### [TASK BRIEF]
Work through the entries that follow and state how many lines contain the word "text". Only the number is wanted.
===
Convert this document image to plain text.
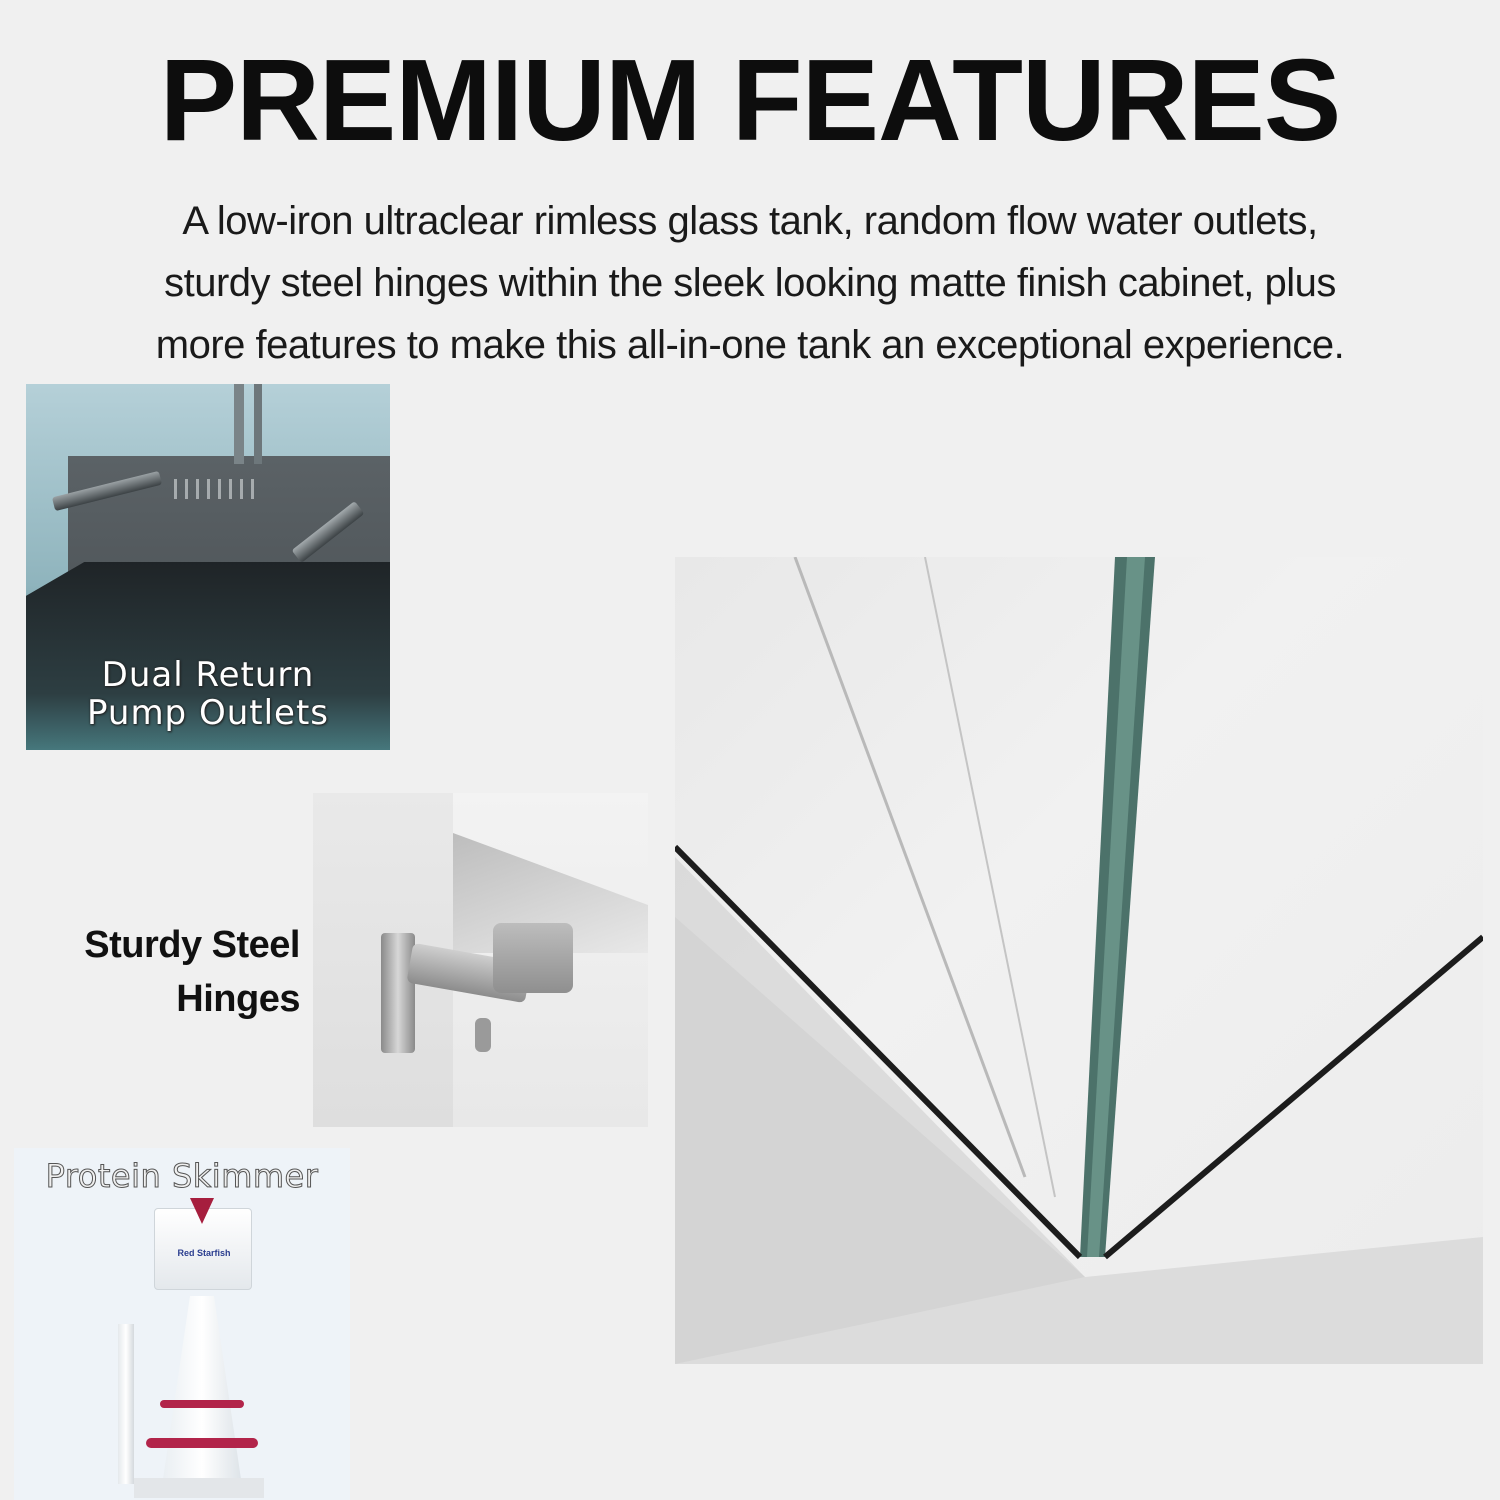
PREMIUM FEATURES
A low-iron ultraclear rimless glass tank, random flow water outlets,
sturdy steel hinges within the sleek looking matte finish cabinet, plus
more features to make this all-in-one tank an exceptional experience.
Dual Return
Pump Outlets
Sturdy Steel
Hinges
Protein Skimmer
Red Starfish
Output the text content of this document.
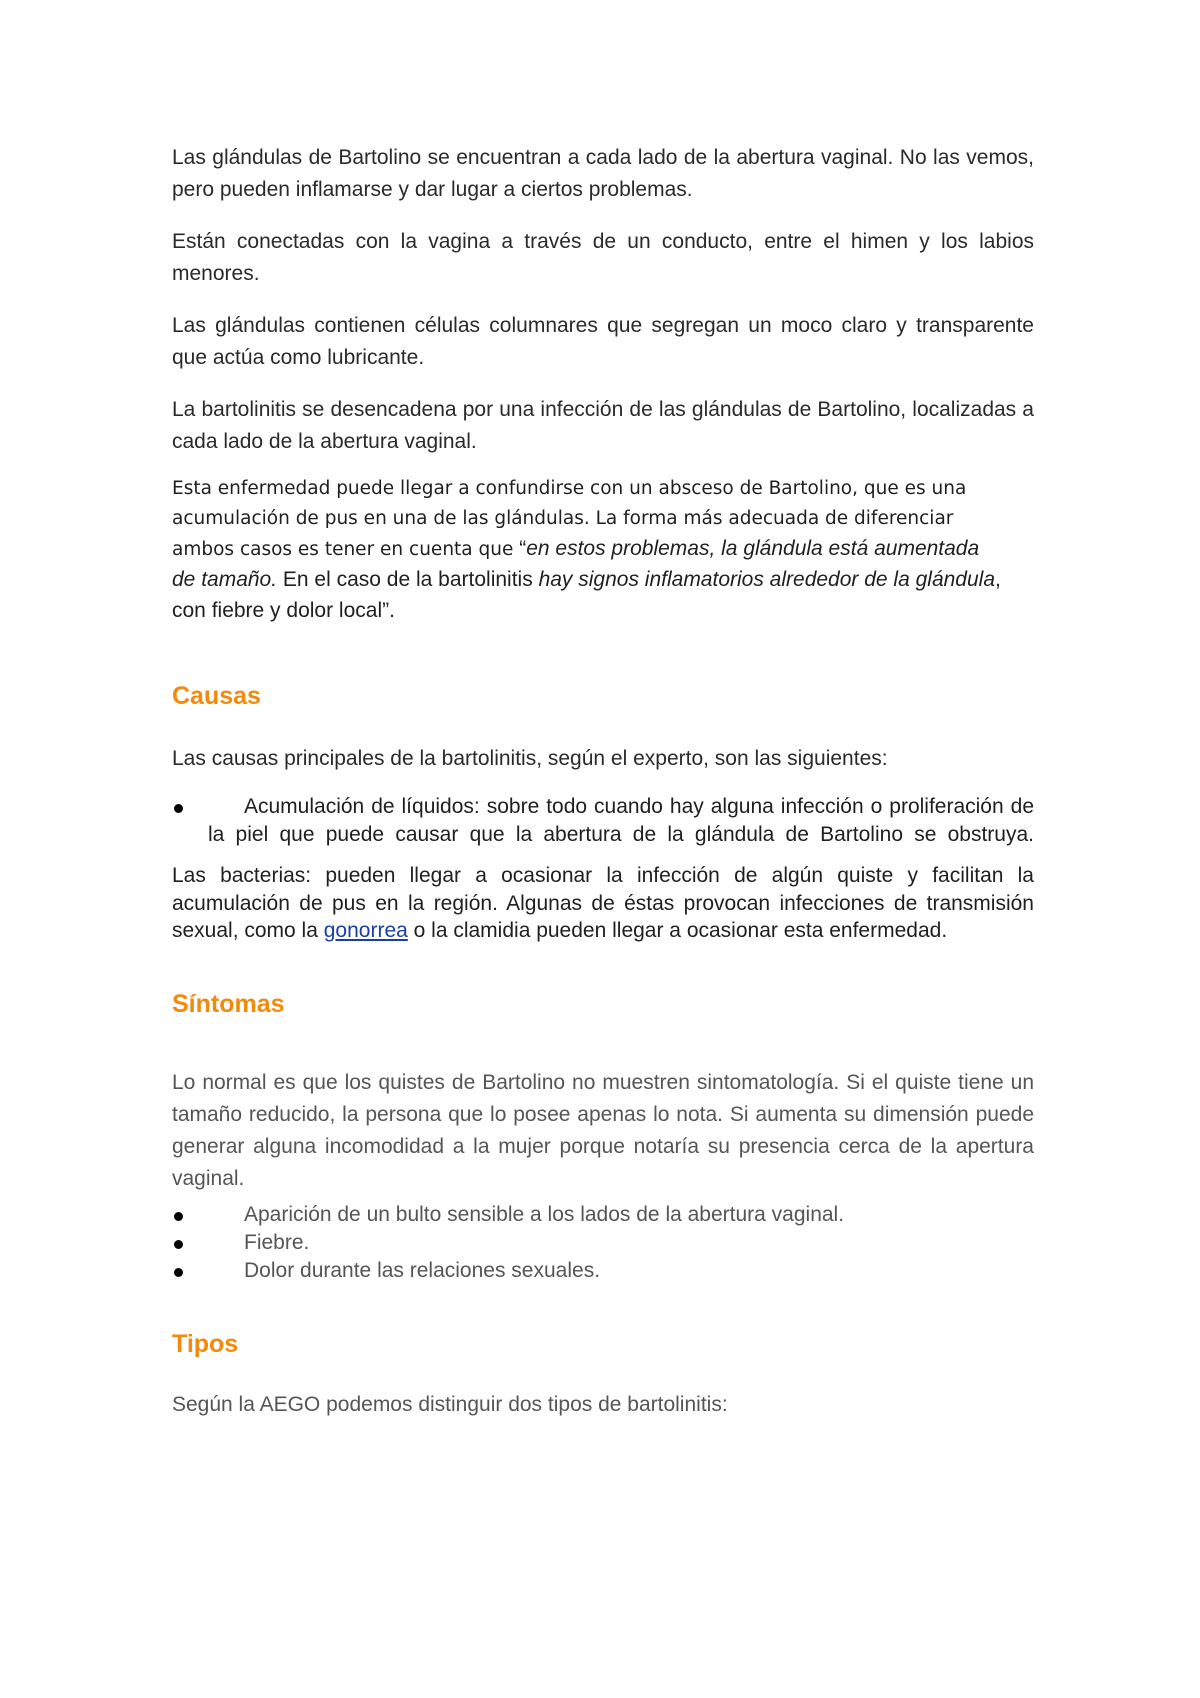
Las glándulas de Bartolino se encuentran a cada lado de la abertura vaginal. No las vemos, pero pueden inflamarse y dar lugar a ciertos problemas.

Están conectadas con la vagina a través de un conducto, entre el himen y los labios menores.

Las glándulas contienen células columnares que segregan un moco claro y transparente que actúa como lubricante.

La bartolinitis se desencadena por una infección de las glándulas de Bartolino, localizadas a cada lado de la abertura vaginal.

Esta enfermedad puede llegar a confundirse con un absceso de Bartolino, que es una acumulación de pus en una de las glándulas. La forma más adecuada de diferenciar ambos casos es tener en cuenta que “en estos problemas, la glándula está aumentada de tamaño. En el caso de la bartolinitis hay signos inflamatorios alrededor de la glándula, con fiebre y dolor local”.

Causas

Las causas principales de la bartolinitis, según el experto, son las siguientes:

Acumulación de líquidos: sobre todo cuando hay alguna infección o proliferación de la piel que puede causar que la abertura de la glándula de Bartolino se obstruya.

Las bacterias: pueden llegar a ocasionar la infección de algún quiste y facilitan la acumulación de pus en la región. Algunas de éstas provocan infecciones de transmisión sexual, como la gonorrea o la clamidia pueden llegar a ocasionar esta enfermedad.

Síntomas

Lo normal es que los quistes de Bartolino no muestren sintomatología. Si el quiste tiene un tamaño reducido, la persona que lo posee apenas lo nota. Si aumenta su dimensión puede generar alguna incomodidad a la mujer porque notaría su presencia cerca de la apertura vaginal.

Aparición de un bulto sensible a los lados de la abertura vaginal.
Fiebre.
Dolor durante las relaciones sexuales.
Tipos

Según la AEGO podemos distinguir dos tipos de bartolinitis:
===
### [ANSWER TO THE EXERCISE]
2